INSTRUCTIONS TO FOLLOW → Make an exact copy of each entry, leaving out every picture.

Collected data
=======

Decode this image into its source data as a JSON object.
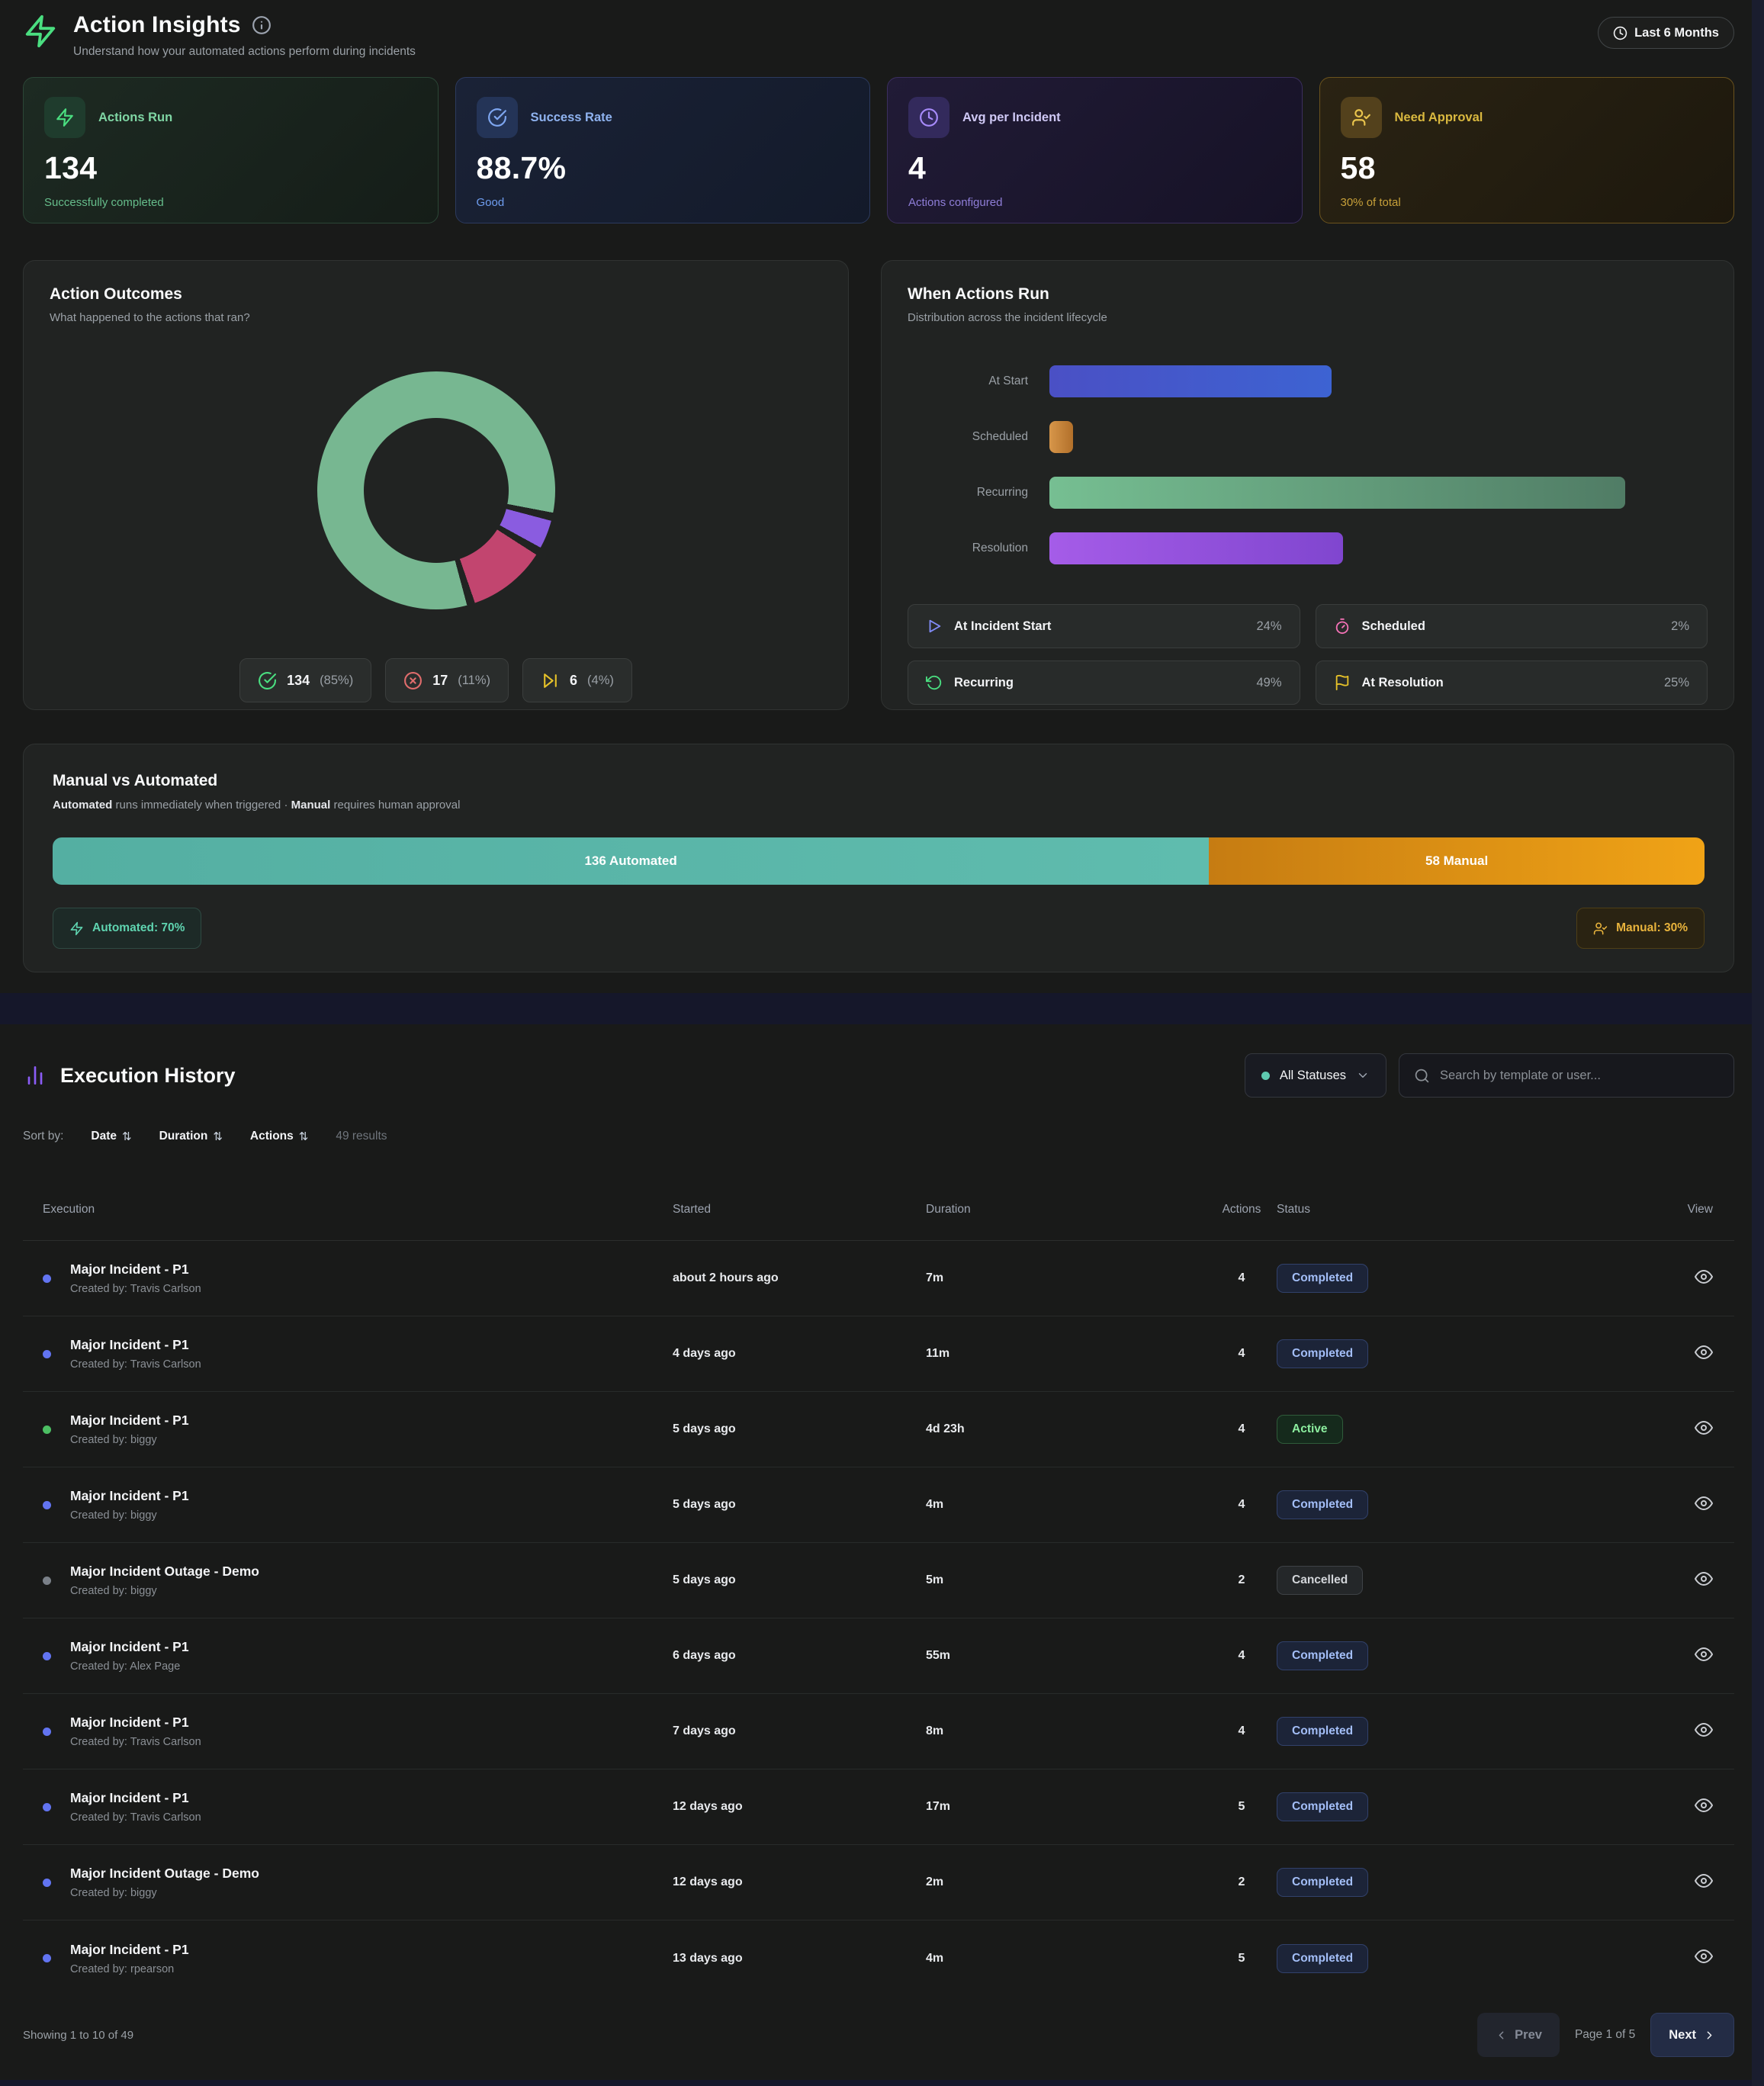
{
  "header": {
    "title": "Action Insights",
    "subtitle": "Understand how your automated actions perform during incidents",
    "time_range": "Last 6 Months"
  },
  "stat_cards": [
    {
      "label": "Actions Run",
      "value": "134",
      "sub": "Successfully completed",
      "icon": "zap-icon"
    },
    {
      "label": "Success Rate",
      "value": "88.7%",
      "sub": "Good",
      "icon": "check-circle-icon"
    },
    {
      "label": "Avg per Incident",
      "value": "4",
      "sub": "Actions configured",
      "icon": "clock-icon"
    },
    {
      "label": "Need Approval",
      "value": "58",
      "sub": "30% of total",
      "icon": "user-check-icon"
    }
  ],
  "action_outcomes": {
    "title": "Action Outcomes",
    "subtitle": "What happened to the actions that ran?",
    "legend": [
      {
        "icon": "check-circle-icon",
        "value": "134",
        "pct": "(85%)"
      },
      {
        "icon": "x-circle-icon",
        "value": "17",
        "pct": "(11%)"
      },
      {
        "icon": "skip-forward-icon",
        "value": "6",
        "pct": "(4%)"
      }
    ]
  },
  "when_actions_run": {
    "title": "When Actions Run",
    "subtitle": "Distribution across the incident lifecycle",
    "bar_labels": [
      "At Start",
      "Scheduled",
      "Recurring",
      "Resolution"
    ],
    "legend": [
      {
        "icon": "play-icon",
        "label": "At Incident Start",
        "pct": "24%"
      },
      {
        "icon": "timer-icon",
        "label": "Scheduled",
        "pct": "2%"
      },
      {
        "icon": "rotate-ccw-icon",
        "label": "Recurring",
        "pct": "49%"
      },
      {
        "icon": "flag-icon",
        "label": "At Resolution",
        "pct": "25%"
      }
    ]
  },
  "manual_vs_automated": {
    "title": "Manual vs Automated",
    "subtitle": {
      "bold1": "Automated",
      "text1": " runs immediately when triggered",
      "sep": " · ",
      "bold2": "Manual",
      "text2": " requires human approval"
    },
    "automated_label": "136 Automated",
    "manual_label": "58 Manual",
    "automated_chip": "Automated: 70%",
    "manual_chip": "Manual: 30%"
  },
  "execution_history": {
    "title": "Execution History",
    "status_filter": "All Statuses",
    "search_placeholder": "Search by template or user...",
    "sort": {
      "label": "Sort by:",
      "arrows": "⇅",
      "options": [
        "Date",
        "Duration",
        "Actions"
      ],
      "results": "49 results"
    },
    "columns": [
      "Execution",
      "Started",
      "Duration",
      "Actions",
      "Status",
      "View"
    ],
    "rows": [
      {
        "title": "Major Incident - P1",
        "creator": "Created by: Travis Carlson",
        "started": "about 2 hours ago",
        "duration": "7m",
        "actions": "4",
        "status": "Completed",
        "variant": "completed"
      },
      {
        "title": "Major Incident - P1",
        "creator": "Created by: Travis Carlson",
        "started": "4 days ago",
        "duration": "11m",
        "actions": "4",
        "status": "Completed",
        "variant": "completed"
      },
      {
        "title": "Major Incident - P1",
        "creator": "Created by: biggy",
        "started": "5 days ago",
        "duration": "4d 23h",
        "actions": "4",
        "status": "Active",
        "variant": "active"
      },
      {
        "title": "Major Incident - P1",
        "creator": "Created by: biggy",
        "started": "5 days ago",
        "duration": "4m",
        "actions": "4",
        "status": "Completed",
        "variant": "completed"
      },
      {
        "title": "Major Incident Outage - Demo",
        "creator": "Created by: biggy",
        "started": "5 days ago",
        "duration": "5m",
        "actions": "2",
        "status": "Cancelled",
        "variant": "cancelled"
      },
      {
        "title": "Major Incident - P1",
        "creator": "Created by: Alex Page",
        "started": "6 days ago",
        "duration": "55m",
        "actions": "4",
        "status": "Completed",
        "variant": "completed"
      },
      {
        "title": "Major Incident - P1",
        "creator": "Created by: Travis Carlson",
        "started": "7 days ago",
        "duration": "8m",
        "actions": "4",
        "status": "Completed",
        "variant": "completed"
      },
      {
        "title": "Major Incident - P1",
        "creator": "Created by: Travis Carlson",
        "started": "12 days ago",
        "duration": "17m",
        "actions": "5",
        "status": "Completed",
        "variant": "completed"
      },
      {
        "title": "Major Incident Outage - Demo",
        "creator": "Created by: biggy",
        "started": "12 days ago",
        "duration": "2m",
        "actions": "2",
        "status": "Completed",
        "variant": "completed"
      },
      {
        "title": "Major Incident - P1",
        "creator": "Created by: rpearson",
        "started": "13 days ago",
        "duration": "4m",
        "actions": "5",
        "status": "Completed",
        "variant": "completed"
      }
    ],
    "footer": {
      "showing": "Showing 1 to 10 of 49",
      "prev": "Prev",
      "page": "Page 1 of 5",
      "next": "Next"
    }
  },
  "chart_data": [
    {
      "type": "pie",
      "title": "Action Outcomes",
      "donut": true,
      "labels": [
        "Completed",
        "Failed",
        "Skipped"
      ],
      "values": [
        134,
        17,
        6
      ],
      "percents": [
        85,
        11,
        4
      ],
      "colors": [
        "#77b791",
        "#c2456f",
        "#8a5ce0"
      ],
      "clockwise_order_from_top": [
        "Completed",
        "Skipped",
        "Failed"
      ]
    },
    {
      "type": "bar",
      "title": "When Actions Run",
      "orientation": "horizontal",
      "categories": [
        "At Start",
        "Scheduled",
        "Recurring",
        "Resolution"
      ],
      "values": [
        24,
        2,
        49,
        25
      ],
      "unit": "%",
      "xlim": [
        0,
        56
      ],
      "colors": [
        "#4a50c5",
        "#c98339",
        "#68a981",
        "#944fd8"
      ]
    },
    {
      "type": "stacked-bar",
      "title": "Manual vs Automated",
      "series": [
        {
          "name": "Automated",
          "value": 136,
          "pct": 70
        },
        {
          "name": "Manual",
          "value": 58,
          "pct": 30
        }
      ],
      "colors": [
        "#57b3a6",
        "#e9980e"
      ]
    }
  ],
  "colors": {
    "page_bg": "#191a19",
    "panel_bg": "#212322",
    "accent_green": "#4ade80",
    "accent_blue": "#7ea6f0",
    "accent_purple": "#a78bfa",
    "accent_amber": "#e7c14b",
    "teal": "#57b3a6",
    "orange": "#e9980e"
  }
}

=======

FINISHED ANSWER →
Decode this image into its source data as a JSON object.
{
  "header": {
    "title": "Action Insights",
    "subtitle": "Understand how your automated actions perform during incidents",
    "time_range": "Last 6 Months"
  },
  "stat_cards": [
    {
      "label": "Actions Run",
      "value": "134",
      "sub": "Successfully completed",
      "icon": "zap-icon"
    },
    {
      "label": "Success Rate",
      "value": "88.7%",
      "sub": "Good",
      "icon": "check-circle-icon"
    },
    {
      "label": "Avg per Incident",
      "value": "4",
      "sub": "Actions configured",
      "icon": "clock-icon"
    },
    {
      "label": "Need Approval",
      "value": "58",
      "sub": "30% of total",
      "icon": "user-check-icon"
    }
  ],
  "action_outcomes": {
    "title": "Action Outcomes",
    "subtitle": "What happened to the actions that ran?",
    "legend": [
      {
        "icon": "check-circle-icon",
        "value": "134",
        "pct": "(85%)"
      },
      {
        "icon": "x-circle-icon",
        "value": "17",
        "pct": "(11%)"
      },
      {
        "icon": "skip-forward-icon",
        "value": "6",
        "pct": "(4%)"
      }
    ]
  },
  "when_actions_run": {
    "title": "When Actions Run",
    "subtitle": "Distribution across the incident lifecycle",
    "bar_labels": [
      "At Start",
      "Scheduled",
      "Recurring",
      "Resolution"
    ],
    "legend": [
      {
        "icon": "play-icon",
        "label": "At Incident Start",
        "pct": "24%"
      },
      {
        "icon": "timer-icon",
        "label": "Scheduled",
        "pct": "2%"
      },
      {
        "icon": "rotate-ccw-icon",
        "label": "Recurring",
        "pct": "49%"
      },
      {
        "icon": "flag-icon",
        "label": "At Resolution",
        "pct": "25%"
      }
    ]
  },
  "manual_vs_automated": {
    "title": "Manual vs Automated",
    "subtitle": {
      "bold1": "Automated",
      "text1": " runs immediately when triggered",
      "sep": " · ",
      "bold2": "Manual",
      "text2": " requires human approval"
    },
    "automated_label": "136 Automated",
    "manual_label": "58 Manual",
    "automated_chip": "Automated: 70%",
    "manual_chip": "Manual: 30%"
  },
  "execution_history": {
    "title": "Execution History",
    "status_filter": "All Statuses",
    "search_placeholder": "Search by template or user...",
    "sort": {
      "label": "Sort by:",
      "arrows": "⇅",
      "options": [
        "Date",
        "Duration",
        "Actions"
      ],
      "results": "49 results"
    },
    "columns": [
      "Execution",
      "Started",
      "Duration",
      "Actions",
      "Status",
      "View"
    ],
    "rows": [
      {
        "title": "Major Incident - P1",
        "creator": "Created by: Travis Carlson",
        "started": "about 2 hours ago",
        "duration": "7m",
        "actions": "4",
        "status": "Completed",
        "variant": "completed"
      },
      {
        "title": "Major Incident - P1",
        "creator": "Created by: Travis Carlson",
        "started": "4 days ago",
        "duration": "11m",
        "actions": "4",
        "status": "Completed",
        "variant": "completed"
      },
      {
        "title": "Major Incident - P1",
        "creator": "Created by: biggy",
        "started": "5 days ago",
        "duration": "4d 23h",
        "actions": "4",
        "status": "Active",
        "variant": "active"
      },
      {
        "title": "Major Incident - P1",
        "creator": "Created by: biggy",
        "started": "5 days ago",
        "duration": "4m",
        "actions": "4",
        "status": "Completed",
        "variant": "completed"
      },
      {
        "title": "Major Incident Outage - Demo",
        "creator": "Created by: biggy",
        "started": "5 days ago",
        "duration": "5m",
        "actions": "2",
        "status": "Cancelled",
        "variant": "cancelled"
      },
      {
        "title": "Major Incident - P1",
        "creator": "Created by: Alex Page",
        "started": "6 days ago",
        "duration": "55m",
        "actions": "4",
        "status": "Completed",
        "variant": "completed"
      },
      {
        "title": "Major Incident - P1",
        "creator": "Created by: Travis Carlson",
        "started": "7 days ago",
        "duration": "8m",
        "actions": "4",
        "status": "Completed",
        "variant": "completed"
      },
      {
        "title": "Major Incident - P1",
        "creator": "Created by: Travis Carlson",
        "started": "12 days ago",
        "duration": "17m",
        "actions": "5",
        "status": "Completed",
        "variant": "completed"
      },
      {
        "title": "Major Incident Outage - Demo",
        "creator": "Created by: biggy",
        "started": "12 days ago",
        "duration": "2m",
        "actions": "2",
        "status": "Completed",
        "variant": "completed"
      },
      {
        "title": "Major Incident - P1",
        "creator": "Created by: rpearson",
        "started": "13 days ago",
        "duration": "4m",
        "actions": "5",
        "status": "Completed",
        "variant": "completed"
      }
    ],
    "footer": {
      "showing": "Showing 1 to 10 of 49",
      "prev": "Prev",
      "page": "Page 1 of 5",
      "next": "Next"
    }
  },
  "chart_data": [
    {
      "type": "pie",
      "title": "Action Outcomes",
      "donut": true,
      "labels": [
        "Completed",
        "Failed",
        "Skipped"
      ],
      "values": [
        134,
        17,
        6
      ],
      "percents": [
        85,
        11,
        4
      ],
      "colors": [
        "#77b791",
        "#c2456f",
        "#8a5ce0"
      ],
      "clockwise_order_from_top": [
        "Completed",
        "Skipped",
        "Failed"
      ]
    },
    {
      "type": "bar",
      "title": "When Actions Run",
      "orientation": "horizontal",
      "categories": [
        "At Start",
        "Scheduled",
        "Recurring",
        "Resolution"
      ],
      "values": [
        24,
        2,
        49,
        25
      ],
      "unit": "%",
      "xlim": [
        0,
        56
      ],
      "colors": [
        "#4a50c5",
        "#c98339",
        "#68a981",
        "#944fd8"
      ]
    },
    {
      "type": "stacked-bar",
      "title": "Manual vs Automated",
      "series": [
        {
          "name": "Automated",
          "value": 136,
          "pct": 70
        },
        {
          "name": "Manual",
          "value": 58,
          "pct": 30
        }
      ],
      "colors": [
        "#57b3a6",
        "#e9980e"
      ]
    }
  ],
  "colors": {
    "page_bg": "#191a19",
    "panel_bg": "#212322",
    "accent_green": "#4ade80",
    "accent_blue": "#7ea6f0",
    "accent_purple": "#a78bfa",
    "accent_amber": "#e7c14b",
    "teal": "#57b3a6",
    "orange": "#e9980e"
  }
}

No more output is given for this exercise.